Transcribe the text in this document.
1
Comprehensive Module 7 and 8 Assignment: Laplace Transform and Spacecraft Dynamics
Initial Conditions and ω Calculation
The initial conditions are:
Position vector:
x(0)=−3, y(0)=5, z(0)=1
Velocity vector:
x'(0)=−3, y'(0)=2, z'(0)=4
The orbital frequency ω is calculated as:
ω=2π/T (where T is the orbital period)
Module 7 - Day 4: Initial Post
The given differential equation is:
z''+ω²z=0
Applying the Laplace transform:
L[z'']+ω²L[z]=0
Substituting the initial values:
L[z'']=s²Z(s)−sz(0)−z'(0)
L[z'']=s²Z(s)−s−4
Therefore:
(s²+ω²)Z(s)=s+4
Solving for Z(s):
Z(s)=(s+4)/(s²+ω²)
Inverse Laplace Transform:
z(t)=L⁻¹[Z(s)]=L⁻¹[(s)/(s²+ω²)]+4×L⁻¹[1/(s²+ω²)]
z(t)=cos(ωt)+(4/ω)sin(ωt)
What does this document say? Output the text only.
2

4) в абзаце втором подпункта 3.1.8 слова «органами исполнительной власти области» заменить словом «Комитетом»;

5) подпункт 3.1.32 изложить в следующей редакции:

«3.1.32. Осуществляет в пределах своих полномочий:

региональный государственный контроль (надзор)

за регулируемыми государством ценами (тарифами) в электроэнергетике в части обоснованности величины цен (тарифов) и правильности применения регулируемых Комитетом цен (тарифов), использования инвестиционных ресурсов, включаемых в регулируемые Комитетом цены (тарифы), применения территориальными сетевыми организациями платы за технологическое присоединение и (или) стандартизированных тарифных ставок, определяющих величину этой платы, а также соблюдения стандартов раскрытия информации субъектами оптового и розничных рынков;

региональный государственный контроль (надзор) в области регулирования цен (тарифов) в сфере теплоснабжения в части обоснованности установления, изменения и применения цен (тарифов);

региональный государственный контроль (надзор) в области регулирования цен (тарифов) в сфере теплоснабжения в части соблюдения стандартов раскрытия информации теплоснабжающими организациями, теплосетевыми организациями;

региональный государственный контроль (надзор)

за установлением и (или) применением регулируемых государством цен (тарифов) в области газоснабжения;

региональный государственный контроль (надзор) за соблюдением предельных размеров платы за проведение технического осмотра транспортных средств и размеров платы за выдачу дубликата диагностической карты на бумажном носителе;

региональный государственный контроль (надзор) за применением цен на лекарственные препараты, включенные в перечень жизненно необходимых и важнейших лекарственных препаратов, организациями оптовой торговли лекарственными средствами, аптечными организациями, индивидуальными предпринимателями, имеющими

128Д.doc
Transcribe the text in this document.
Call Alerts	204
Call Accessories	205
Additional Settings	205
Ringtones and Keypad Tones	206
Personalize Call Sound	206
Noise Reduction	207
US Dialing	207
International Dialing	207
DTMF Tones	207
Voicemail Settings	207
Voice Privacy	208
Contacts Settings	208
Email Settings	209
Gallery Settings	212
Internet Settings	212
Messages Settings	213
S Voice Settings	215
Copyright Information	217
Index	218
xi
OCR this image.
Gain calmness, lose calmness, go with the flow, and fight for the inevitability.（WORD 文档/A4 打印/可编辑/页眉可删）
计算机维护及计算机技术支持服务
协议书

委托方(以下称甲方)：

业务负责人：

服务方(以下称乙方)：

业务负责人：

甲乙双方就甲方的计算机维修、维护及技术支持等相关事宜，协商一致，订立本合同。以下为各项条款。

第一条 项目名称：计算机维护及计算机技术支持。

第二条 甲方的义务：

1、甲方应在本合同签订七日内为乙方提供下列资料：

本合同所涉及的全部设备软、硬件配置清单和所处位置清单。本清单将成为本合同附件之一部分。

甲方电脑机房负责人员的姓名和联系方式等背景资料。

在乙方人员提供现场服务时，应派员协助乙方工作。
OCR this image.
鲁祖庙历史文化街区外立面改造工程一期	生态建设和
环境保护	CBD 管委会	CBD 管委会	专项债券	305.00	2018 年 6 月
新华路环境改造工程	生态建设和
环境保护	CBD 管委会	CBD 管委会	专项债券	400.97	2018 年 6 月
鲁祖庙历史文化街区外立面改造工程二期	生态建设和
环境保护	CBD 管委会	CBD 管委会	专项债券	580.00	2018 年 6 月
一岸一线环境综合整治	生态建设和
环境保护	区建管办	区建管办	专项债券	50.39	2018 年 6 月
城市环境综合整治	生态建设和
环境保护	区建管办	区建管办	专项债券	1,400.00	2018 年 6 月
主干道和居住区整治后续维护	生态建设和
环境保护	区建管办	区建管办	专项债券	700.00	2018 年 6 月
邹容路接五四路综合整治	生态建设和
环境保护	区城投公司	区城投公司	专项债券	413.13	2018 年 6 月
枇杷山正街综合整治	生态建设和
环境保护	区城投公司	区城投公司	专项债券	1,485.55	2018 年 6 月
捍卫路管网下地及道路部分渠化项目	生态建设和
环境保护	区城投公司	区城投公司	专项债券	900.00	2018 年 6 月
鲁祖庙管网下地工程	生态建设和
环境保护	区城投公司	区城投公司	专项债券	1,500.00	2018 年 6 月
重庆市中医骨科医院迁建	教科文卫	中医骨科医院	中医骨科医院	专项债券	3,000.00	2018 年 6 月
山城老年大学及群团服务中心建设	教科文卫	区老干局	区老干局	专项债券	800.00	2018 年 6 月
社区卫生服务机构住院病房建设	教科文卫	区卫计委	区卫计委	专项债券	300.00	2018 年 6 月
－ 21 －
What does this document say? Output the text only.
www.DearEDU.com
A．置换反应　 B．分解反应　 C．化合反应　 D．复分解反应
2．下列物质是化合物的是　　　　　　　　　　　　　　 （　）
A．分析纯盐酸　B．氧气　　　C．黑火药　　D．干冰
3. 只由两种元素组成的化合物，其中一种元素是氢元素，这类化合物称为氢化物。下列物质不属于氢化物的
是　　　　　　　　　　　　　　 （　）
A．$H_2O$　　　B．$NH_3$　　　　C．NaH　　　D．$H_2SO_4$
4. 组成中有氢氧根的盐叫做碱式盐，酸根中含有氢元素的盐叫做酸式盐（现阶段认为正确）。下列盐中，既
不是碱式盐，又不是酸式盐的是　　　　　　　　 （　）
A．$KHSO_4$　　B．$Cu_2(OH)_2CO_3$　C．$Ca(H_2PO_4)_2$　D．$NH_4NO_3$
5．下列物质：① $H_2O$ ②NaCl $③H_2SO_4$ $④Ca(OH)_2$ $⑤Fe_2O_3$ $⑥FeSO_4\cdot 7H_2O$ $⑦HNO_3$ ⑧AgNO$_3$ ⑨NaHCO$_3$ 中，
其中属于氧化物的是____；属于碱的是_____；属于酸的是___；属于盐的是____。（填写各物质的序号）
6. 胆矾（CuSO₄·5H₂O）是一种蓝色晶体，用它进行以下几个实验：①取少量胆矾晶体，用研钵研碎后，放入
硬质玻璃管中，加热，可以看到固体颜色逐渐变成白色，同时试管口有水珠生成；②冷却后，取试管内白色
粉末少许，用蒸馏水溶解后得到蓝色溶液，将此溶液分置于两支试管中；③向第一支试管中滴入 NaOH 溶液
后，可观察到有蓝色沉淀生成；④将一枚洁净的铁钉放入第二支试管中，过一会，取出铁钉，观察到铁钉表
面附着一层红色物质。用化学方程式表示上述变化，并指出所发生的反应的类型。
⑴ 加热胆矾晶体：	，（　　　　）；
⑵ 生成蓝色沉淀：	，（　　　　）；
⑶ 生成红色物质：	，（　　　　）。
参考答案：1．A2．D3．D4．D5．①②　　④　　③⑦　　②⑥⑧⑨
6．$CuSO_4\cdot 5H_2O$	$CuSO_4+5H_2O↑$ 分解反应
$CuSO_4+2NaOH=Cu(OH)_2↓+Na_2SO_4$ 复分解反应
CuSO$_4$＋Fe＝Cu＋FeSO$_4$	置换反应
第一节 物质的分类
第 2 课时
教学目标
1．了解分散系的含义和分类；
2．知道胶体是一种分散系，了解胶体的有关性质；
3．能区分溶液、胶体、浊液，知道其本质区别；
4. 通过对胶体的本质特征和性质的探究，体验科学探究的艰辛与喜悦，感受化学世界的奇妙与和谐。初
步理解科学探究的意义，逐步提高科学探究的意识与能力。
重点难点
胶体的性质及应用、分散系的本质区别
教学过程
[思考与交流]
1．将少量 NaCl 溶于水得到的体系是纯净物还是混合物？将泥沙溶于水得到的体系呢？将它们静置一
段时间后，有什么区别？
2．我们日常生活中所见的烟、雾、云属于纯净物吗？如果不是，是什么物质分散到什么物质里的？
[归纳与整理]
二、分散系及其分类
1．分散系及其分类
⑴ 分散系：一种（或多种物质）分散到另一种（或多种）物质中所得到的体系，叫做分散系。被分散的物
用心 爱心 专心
======
Gather from the entries above all lines that include the string "регулируемых".

* [WRITTEN REPLY]:
за регулируемыми государством ценами (тарифами) в электроэнергетике в части обоснованности величины цен (тарифов) и правильности применения регулируемых Комитетом цен (тарифов), использования инвестиционных ресурсов, включаемых в регулируемые Комитетом цены (тарифы), применения территориальными сетевыми организациями платы за технологическое присоединение и (или) стандартизированных тарифных ставок, определяющих величину этой платы, а также соблюдения стандартов раскрытия информации субъектами оптового и розничных рынков;
за установлением и (или) применением регулируемых государством цен (тарифов) в области газоснабжения;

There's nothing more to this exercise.